* START Information given *
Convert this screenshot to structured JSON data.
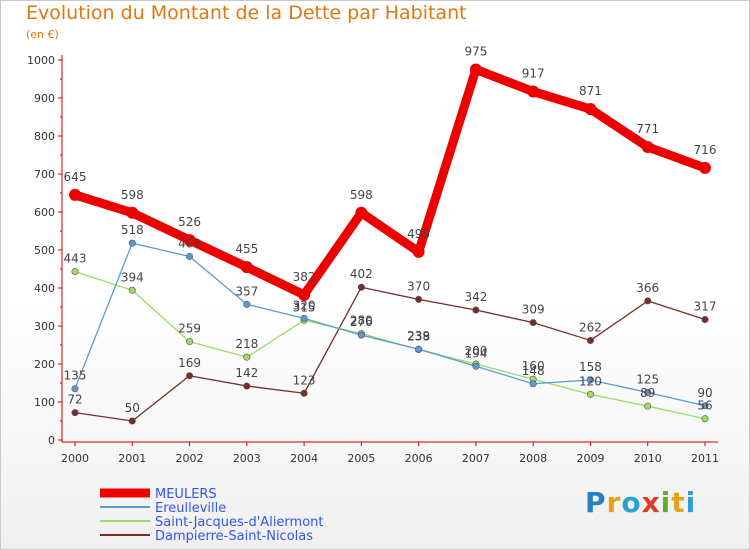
{
  "title": "Evolution du Montant de la Dette par Habitant",
  "subtitle": "(en €)",
  "logo_text": "Proxiti",
  "chart_data": {
    "type": "line",
    "title": "Evolution du Montant de la Dette par Habitant",
    "ylabel": "(en €)",
    "xlabel": "",
    "ylim": [
      0,
      1000
    ],
    "yticks": [
      0,
      100,
      200,
      300,
      400,
      500,
      600,
      700,
      800,
      900,
      1000
    ],
    "categories": [
      "2000",
      "2001",
      "2002",
      "2003",
      "2004",
      "2005",
      "2006",
      "2007",
      "2008",
      "2009",
      "2010",
      "2011"
    ],
    "grid": false,
    "legend_position": "bottom-left",
    "series": [
      {
        "name": "MEULERS",
        "color": "#ee0000",
        "values": [
          645,
          598,
          526,
          455,
          382,
          598,
          495,
          975,
          917,
          871,
          771,
          716
        ]
      },
      {
        "name": "Ereulleville",
        "color": "#5b9bd5",
        "values": [
          135,
          518,
          483,
          357,
          320,
          276,
          239,
          194,
          148,
          158,
          125,
          90
        ]
      },
      {
        "name": "Saint-Jacques-d'Aliermont",
        "color": "#99dd66",
        "values": [
          443,
          394,
          259,
          218,
          315,
          280,
          238,
          200,
          160,
          120,
          89,
          56
        ]
      },
      {
        "name": "Dampierre-Saint-Nicolas",
        "color": "#7b2a2a",
        "values": [
          72,
          50,
          169,
          142,
          123,
          402,
          370,
          342,
          309,
          262,
          366,
          317
        ]
      }
    ]
  }
}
* END Information given *
**Written exercise:**
All the lines above are to be given again exactly as they read, with the pictures removed.

**Task output:**
Convert this screenshot to structured JSON data.
{
  "title": "Evolution du Montant de la Dette par Habitant",
  "subtitle": "(en €)",
  "logo_text": "Proxiti",
  "chart_data": {
    "type": "line",
    "title": "Evolution du Montant de la Dette par Habitant",
    "ylabel": "(en €)",
    "xlabel": "",
    "ylim": [
      0,
      1000
    ],
    "yticks": [
      0,
      100,
      200,
      300,
      400,
      500,
      600,
      700,
      800,
      900,
      1000
    ],
    "categories": [
      "2000",
      "2001",
      "2002",
      "2003",
      "2004",
      "2005",
      "2006",
      "2007",
      "2008",
      "2009",
      "2010",
      "2011"
    ],
    "grid": false,
    "legend_position": "bottom-left",
    "series": [
      {
        "name": "MEULERS",
        "color": "#ee0000",
        "values": [
          645,
          598,
          526,
          455,
          382,
          598,
          495,
          975,
          917,
          871,
          771,
          716
        ]
      },
      {
        "name": "Ereulleville",
        "color": "#5b9bd5",
        "values": [
          135,
          518,
          483,
          357,
          320,
          276,
          239,
          194,
          148,
          158,
          125,
          90
        ]
      },
      {
        "name": "Saint-Jacques-d'Aliermont",
        "color": "#99dd66",
        "values": [
          443,
          394,
          259,
          218,
          315,
          280,
          238,
          200,
          160,
          120,
          89,
          56
        ]
      },
      {
        "name": "Dampierre-Saint-Nicolas",
        "color": "#7b2a2a",
        "values": [
          72,
          50,
          169,
          142,
          123,
          402,
          370,
          342,
          309,
          262,
          366,
          317
        ]
      }
    ]
  }
}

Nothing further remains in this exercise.